** Start Records for the exercise **
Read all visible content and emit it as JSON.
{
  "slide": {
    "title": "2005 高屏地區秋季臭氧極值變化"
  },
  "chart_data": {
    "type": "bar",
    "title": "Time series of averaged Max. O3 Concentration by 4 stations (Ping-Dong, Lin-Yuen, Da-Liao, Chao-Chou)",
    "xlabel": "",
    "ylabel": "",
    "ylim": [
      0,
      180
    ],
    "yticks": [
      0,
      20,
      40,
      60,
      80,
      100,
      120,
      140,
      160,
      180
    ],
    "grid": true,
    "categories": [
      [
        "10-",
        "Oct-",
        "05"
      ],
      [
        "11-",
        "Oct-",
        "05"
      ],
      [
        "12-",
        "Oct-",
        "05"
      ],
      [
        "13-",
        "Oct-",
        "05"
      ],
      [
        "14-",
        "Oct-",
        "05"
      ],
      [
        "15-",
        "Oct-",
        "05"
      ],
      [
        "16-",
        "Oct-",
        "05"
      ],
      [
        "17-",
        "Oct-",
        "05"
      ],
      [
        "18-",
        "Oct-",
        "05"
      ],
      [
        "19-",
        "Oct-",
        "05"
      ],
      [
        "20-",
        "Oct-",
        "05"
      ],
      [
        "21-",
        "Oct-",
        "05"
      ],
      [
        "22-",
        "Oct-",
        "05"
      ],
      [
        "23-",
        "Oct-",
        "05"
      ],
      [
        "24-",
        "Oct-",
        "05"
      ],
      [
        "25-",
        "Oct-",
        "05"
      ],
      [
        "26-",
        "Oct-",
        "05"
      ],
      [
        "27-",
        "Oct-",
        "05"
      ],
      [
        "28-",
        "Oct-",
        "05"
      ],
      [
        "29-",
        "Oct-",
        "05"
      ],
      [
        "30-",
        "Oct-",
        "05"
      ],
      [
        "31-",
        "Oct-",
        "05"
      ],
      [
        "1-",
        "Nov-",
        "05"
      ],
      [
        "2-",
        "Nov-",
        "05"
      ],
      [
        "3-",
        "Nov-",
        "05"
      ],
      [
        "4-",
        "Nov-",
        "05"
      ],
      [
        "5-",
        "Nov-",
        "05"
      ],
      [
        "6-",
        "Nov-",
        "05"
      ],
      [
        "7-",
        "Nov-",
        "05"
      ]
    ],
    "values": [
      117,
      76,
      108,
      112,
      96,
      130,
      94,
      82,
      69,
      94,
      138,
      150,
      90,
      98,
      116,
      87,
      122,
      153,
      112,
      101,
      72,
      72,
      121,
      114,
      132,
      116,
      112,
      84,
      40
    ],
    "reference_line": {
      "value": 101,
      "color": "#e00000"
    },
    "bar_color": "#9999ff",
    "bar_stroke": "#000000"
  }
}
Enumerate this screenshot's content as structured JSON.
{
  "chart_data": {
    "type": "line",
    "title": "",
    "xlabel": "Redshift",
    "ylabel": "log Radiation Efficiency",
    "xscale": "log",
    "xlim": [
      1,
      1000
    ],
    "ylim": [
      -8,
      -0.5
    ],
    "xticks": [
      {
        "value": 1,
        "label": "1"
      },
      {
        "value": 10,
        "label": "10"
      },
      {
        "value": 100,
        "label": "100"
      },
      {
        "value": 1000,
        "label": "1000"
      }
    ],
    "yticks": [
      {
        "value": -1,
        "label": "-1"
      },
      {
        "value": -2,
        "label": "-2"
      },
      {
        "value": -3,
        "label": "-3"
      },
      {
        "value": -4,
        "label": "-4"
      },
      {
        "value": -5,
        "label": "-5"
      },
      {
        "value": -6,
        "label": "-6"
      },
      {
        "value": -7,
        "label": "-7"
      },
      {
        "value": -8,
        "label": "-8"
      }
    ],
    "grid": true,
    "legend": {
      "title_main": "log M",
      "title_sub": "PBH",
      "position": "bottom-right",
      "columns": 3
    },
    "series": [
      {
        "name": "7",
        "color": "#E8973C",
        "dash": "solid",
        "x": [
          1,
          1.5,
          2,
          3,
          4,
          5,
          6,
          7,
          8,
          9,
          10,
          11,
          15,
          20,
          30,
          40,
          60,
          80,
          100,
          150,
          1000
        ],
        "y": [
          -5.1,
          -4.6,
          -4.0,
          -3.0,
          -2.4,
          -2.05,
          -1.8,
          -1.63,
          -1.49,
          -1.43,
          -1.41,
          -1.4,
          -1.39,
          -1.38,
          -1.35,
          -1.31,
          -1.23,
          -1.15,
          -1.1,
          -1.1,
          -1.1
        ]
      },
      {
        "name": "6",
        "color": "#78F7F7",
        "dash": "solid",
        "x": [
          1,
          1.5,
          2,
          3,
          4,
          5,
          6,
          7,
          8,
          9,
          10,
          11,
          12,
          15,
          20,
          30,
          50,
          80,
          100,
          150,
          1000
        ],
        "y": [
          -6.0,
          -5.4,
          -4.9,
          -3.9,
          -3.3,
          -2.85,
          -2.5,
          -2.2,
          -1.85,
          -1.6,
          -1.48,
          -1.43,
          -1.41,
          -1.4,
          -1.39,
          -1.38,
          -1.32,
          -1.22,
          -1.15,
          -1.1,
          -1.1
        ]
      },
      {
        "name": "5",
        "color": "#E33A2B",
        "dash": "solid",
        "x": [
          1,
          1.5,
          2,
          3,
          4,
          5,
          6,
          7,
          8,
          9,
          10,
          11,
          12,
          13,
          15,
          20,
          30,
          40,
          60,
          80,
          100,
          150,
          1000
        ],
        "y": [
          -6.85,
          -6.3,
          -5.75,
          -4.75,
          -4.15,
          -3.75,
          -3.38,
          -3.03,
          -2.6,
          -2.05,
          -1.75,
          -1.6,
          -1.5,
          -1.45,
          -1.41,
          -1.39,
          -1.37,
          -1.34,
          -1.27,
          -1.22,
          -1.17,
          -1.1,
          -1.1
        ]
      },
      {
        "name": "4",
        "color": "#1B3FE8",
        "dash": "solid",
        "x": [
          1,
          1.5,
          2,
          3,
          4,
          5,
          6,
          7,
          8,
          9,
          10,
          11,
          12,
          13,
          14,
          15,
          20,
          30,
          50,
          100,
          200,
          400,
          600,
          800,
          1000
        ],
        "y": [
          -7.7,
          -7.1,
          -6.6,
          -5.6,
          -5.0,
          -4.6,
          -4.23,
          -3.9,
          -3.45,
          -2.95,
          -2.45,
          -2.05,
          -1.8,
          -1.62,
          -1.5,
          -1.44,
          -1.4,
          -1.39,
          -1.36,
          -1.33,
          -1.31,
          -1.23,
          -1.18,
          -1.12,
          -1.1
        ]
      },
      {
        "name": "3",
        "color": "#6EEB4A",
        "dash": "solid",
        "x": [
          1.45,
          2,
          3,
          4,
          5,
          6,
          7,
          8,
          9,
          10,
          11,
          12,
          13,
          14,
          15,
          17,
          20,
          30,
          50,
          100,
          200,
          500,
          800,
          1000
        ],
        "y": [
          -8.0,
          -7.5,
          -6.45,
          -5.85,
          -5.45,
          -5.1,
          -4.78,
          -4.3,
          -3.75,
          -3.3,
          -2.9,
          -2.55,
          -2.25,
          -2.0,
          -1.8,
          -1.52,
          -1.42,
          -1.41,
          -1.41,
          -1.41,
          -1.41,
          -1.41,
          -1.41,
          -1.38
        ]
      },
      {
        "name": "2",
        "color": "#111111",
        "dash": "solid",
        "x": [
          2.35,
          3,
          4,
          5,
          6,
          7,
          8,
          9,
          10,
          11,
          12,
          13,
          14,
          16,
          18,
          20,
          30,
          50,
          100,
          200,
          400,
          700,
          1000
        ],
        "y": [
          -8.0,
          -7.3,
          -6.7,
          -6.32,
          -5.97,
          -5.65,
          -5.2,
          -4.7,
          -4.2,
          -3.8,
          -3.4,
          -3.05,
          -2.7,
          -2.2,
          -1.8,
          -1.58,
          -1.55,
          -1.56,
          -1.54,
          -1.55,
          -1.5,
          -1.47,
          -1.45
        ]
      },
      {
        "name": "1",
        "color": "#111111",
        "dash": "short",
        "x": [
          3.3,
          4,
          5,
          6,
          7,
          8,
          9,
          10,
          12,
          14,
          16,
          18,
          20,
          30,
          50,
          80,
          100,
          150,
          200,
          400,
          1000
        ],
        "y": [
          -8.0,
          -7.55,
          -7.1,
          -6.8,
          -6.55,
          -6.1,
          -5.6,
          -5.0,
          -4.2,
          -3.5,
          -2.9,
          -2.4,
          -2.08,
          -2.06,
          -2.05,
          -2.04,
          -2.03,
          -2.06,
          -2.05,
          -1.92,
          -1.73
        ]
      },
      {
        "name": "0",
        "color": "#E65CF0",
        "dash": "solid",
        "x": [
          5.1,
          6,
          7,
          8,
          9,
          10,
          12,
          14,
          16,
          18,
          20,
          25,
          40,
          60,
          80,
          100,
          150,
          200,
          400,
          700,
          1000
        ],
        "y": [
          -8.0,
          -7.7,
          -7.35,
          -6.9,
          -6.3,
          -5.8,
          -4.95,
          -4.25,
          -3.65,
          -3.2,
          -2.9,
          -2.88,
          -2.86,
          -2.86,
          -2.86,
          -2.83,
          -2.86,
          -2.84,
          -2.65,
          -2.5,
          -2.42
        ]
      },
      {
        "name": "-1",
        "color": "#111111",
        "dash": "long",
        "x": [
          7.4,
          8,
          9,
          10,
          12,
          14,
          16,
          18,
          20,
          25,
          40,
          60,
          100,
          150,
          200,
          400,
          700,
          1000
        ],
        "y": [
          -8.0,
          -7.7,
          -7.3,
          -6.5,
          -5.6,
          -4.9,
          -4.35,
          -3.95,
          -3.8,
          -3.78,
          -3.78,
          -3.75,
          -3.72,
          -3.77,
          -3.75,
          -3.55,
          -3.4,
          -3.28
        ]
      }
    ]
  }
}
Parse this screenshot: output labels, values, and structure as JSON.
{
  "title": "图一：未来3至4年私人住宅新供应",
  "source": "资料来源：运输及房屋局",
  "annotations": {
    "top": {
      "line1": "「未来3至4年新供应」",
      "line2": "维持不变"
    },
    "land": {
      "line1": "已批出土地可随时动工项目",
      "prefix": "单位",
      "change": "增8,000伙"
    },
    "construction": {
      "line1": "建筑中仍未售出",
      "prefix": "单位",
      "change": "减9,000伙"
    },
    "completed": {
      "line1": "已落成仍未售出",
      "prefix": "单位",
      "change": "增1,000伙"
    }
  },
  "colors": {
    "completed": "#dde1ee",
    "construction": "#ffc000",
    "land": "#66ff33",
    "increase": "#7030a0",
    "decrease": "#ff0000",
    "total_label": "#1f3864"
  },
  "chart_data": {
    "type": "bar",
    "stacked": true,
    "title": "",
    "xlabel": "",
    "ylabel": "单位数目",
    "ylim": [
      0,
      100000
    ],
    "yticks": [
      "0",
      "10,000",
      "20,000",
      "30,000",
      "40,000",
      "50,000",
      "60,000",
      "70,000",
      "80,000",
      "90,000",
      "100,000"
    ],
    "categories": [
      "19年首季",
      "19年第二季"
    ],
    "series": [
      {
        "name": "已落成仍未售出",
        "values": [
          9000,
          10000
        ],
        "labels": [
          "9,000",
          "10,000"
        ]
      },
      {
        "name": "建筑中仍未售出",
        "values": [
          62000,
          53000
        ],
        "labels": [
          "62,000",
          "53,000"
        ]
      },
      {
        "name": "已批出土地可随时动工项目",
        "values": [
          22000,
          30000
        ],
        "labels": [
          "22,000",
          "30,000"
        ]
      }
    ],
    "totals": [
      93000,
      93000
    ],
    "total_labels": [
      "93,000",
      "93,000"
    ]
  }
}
** End Records for the exercise **
What you are asked to do - Check every line of the data above for the string "change", and copy those that have it.

Solution for this problem -
      "change": "增8,000伙"
      "change": "减9,000伙"
      "change": "增1,000伙"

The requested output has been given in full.